═══ Extrait du texte ═══

Histoire

[CEH] Henri IV et Sully : un couple politique exemplaire ?, par Bernard Barbiche. Partie 2 : Sully a-t-il toujours été fidèle à Henri IV ?

Henri IV et Sully : un « couple politique » exemplaire ?

Par le Pr. Bernard Barbiche

► Partie 1 : Sully, un Premier ministre avant la lettre ?

Deuxième question à laquelle il nous faut répondre : Sully a-t-il toujours été fidèle à Henri IV ?

La notion de fidélité au XVIIe siècle a été très bien définie par Roland Mousnier : « Un lieu sentimental, fondé sur une affection mutuelle, qui unit deux hommes totalement, par un libre choix, indépendamment des devoirs envers la nation, le roi, la loi, la société. » La création de ce lien repose donc, normalement, sur le don que le fidèle fait de sa personne à son maître. Mais le « contrat » (contrat tacite) qui lie le fidèle au maître n’est pas à sens unique. SI le fidèle doit servir avec un absolu dévouement, le maître, en retour, des obligations à son égard : il doit assurer son avenir social, le soutenir en toutes circonstances, favoriser sa fortune. Les services rendus doivent être reconnus. Or, ces principes de base ne sont pas forcément interprétés et appliqués de la même manière par tous les milieux. Autour d’Henri IV, on peut distinguer d’une part la sphère proprement politique (le gouvernement, le Conseil du roi), et d’autre part la sphère nobiliaire. Commençons par la sphère politique. L’entourage politique d’Henri IV, d’une façon générale, lui a-t-il été fidèle ?

═══

(Consigne donnée A) Restituez sous forme de liste JSON de chaînes, une chaîne par ligne et sans les lignes vides, les lignes du listing allant de celle qui contient « wind-barb <box>543 578 556 593</box> » jusqu'à celle qui contient « wind-barb <box>164 229 181 239</box> », ces deux lignes comprises.
Cet extrait et le listing n'ont aucun lien entre eux.

═══ Jeu de données ═══

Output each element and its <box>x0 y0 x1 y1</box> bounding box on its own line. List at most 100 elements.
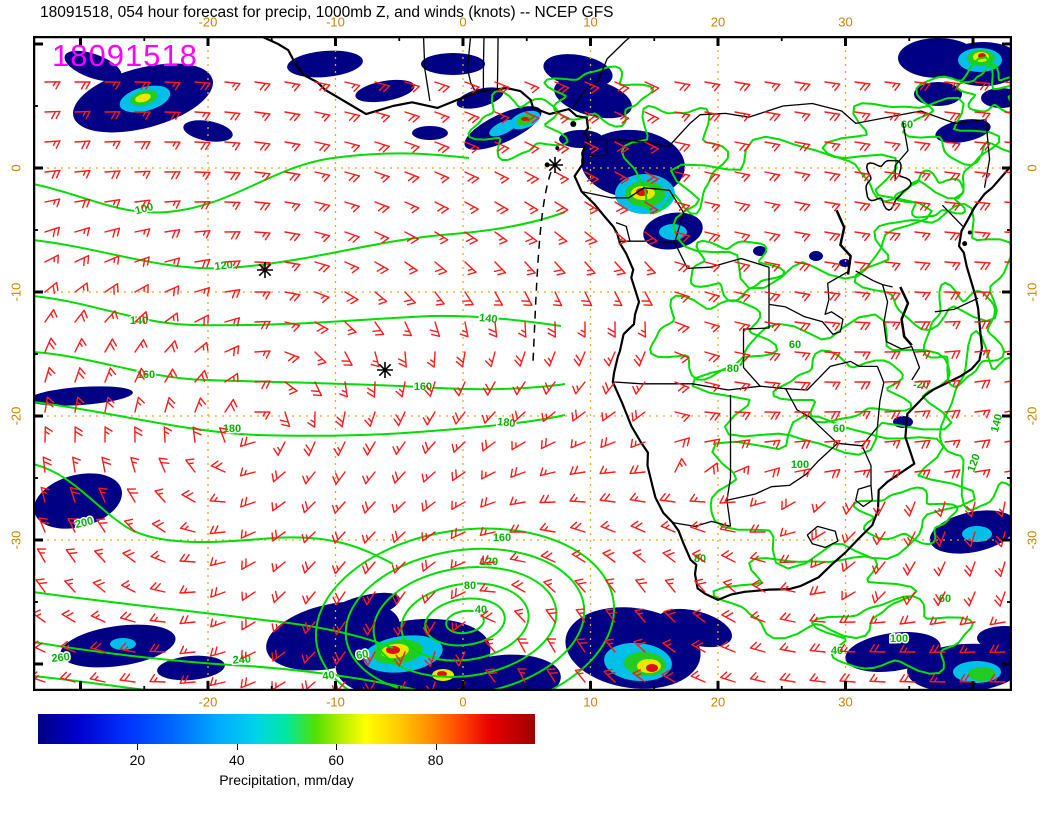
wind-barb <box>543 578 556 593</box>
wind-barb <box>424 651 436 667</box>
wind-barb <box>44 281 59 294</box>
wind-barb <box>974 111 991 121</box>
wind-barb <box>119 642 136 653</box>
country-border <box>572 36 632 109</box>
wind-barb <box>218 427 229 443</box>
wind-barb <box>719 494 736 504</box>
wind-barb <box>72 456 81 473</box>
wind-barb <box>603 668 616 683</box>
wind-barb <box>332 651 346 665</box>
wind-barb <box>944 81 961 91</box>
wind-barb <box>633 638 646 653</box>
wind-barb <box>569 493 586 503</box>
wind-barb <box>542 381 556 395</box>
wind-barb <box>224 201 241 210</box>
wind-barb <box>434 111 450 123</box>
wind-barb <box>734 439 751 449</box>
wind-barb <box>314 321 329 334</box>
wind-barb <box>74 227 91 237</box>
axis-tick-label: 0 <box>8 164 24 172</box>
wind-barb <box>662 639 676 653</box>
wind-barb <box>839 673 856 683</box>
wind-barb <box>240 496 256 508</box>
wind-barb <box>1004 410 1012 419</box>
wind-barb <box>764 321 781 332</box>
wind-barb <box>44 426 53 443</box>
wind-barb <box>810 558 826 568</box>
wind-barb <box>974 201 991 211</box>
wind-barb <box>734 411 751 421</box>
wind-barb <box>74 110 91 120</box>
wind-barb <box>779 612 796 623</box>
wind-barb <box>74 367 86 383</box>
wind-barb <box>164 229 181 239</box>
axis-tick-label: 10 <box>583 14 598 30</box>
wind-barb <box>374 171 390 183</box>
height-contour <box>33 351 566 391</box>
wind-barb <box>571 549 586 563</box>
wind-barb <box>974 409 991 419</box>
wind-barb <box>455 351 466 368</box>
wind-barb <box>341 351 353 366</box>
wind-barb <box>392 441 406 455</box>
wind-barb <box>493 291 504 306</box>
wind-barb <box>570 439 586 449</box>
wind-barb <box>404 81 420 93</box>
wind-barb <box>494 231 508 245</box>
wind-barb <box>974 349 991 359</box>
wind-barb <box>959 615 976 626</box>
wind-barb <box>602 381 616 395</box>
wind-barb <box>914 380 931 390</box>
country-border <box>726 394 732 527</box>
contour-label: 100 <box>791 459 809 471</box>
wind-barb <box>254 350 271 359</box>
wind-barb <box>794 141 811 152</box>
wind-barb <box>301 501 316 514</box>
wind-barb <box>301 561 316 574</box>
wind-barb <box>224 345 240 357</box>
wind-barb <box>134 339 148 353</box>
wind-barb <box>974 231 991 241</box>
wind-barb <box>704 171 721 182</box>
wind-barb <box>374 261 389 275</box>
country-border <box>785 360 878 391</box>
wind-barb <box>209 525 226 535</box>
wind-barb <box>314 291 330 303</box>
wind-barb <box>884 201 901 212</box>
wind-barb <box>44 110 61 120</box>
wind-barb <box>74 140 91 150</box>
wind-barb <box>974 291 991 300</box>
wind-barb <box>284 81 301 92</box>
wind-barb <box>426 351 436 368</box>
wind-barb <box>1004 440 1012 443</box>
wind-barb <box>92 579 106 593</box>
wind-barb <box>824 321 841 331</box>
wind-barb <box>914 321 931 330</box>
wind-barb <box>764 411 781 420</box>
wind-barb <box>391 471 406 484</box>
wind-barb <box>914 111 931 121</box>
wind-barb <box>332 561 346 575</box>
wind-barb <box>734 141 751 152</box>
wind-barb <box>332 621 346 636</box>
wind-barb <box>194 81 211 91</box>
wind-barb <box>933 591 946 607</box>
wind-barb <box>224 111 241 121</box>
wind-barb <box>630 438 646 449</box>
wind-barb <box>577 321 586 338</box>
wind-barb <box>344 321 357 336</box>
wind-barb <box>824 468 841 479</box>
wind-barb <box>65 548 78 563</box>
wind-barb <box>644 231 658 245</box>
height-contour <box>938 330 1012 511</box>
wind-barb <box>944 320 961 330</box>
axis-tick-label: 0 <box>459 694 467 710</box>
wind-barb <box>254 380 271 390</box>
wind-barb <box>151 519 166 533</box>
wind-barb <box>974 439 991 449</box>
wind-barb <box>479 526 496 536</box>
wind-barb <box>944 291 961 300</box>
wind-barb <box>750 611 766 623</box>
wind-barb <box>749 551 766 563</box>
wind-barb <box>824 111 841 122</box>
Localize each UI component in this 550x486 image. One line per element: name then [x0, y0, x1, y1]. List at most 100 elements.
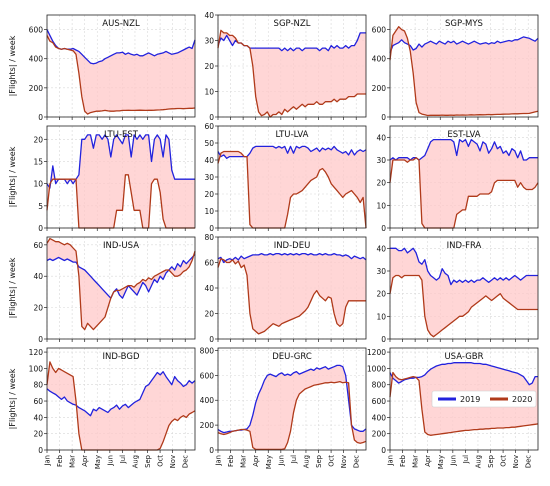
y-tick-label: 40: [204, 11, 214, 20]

═══

(Consigne donnée B) D'après l'extrait sur Henri IV et Sully, quelles sont les deux sphères que l'on peut distinguer autour d'Henri IV ?

(Réponse attendue A)
[
  "wind-barb <box>543 578 556 593</box>",
  "wind-barb <box>424 651 436 667</box>",
  "wind-barb <box>44 281 59 294</box>",
  "wind-barb <box>974 111 991 121</box>",
  "wind-barb <box>119 642 136 653</box>",
  "country-border <box>572 36 632 109</box>",
  "wind-barb <box>218 427 229 443</box>",
  "wind-barb <box>719 494 736 504</box>",
  "wind-barb <box>72 456 81 473</box>",
  "wind-barb <box>603 668 616 683</box>",
  "wind-barb <box>332 651 346 665</box>",
  "wind-barb <box>944 81 961 91</box>",
  "wind-barb <box>633 638 646 653</box>",
  "wind-barb <box>569 493 586 503</box>",
  "wind-barb <box>542 381 556 395</box>",
  "wind-barb <box>224 201 241 210</box>",
  "wind-barb <box>434 111 450 123</box>",
  "wind-barb <box>734 439 751 449</box>",
  "wind-barb <box>314 321 329 334</box>",
  "wind-barb <box>74 227 91 237</box>",
  "axis-tick-label: 0 <box>8 164 24 172</box>",
  "wind-barb <box>662 639 676 653</box>",
  "wind-barb <box>839 673 856 683</box>",
  "wind-barb <box>240 496 256 508</box>",
  "wind-barb <box>1004 410 1012 419</box>",
  "wind-barb <box>764 321 781 332</box>",
  "wind-barb <box>44 426 53 443</box>",
  "wind-barb <box>810 558 826 568</box>",
  "wind-barb <box>974 201 991 211</box>",
  "wind-barb <box>734 411 751 421</box>",
  "wind-barb <box>74 110 91 120</box>",
  "wind-barb <box>779 612 796 623</box>",
  "wind-barb <box>74 367 86 383</box>",
  "wind-barb <box>164 229 181 239</box>"
]

(Réponse attendue B) La sphère proprement politique (le gouvernement, le Conseil du roi) et la sphère nobiliaire.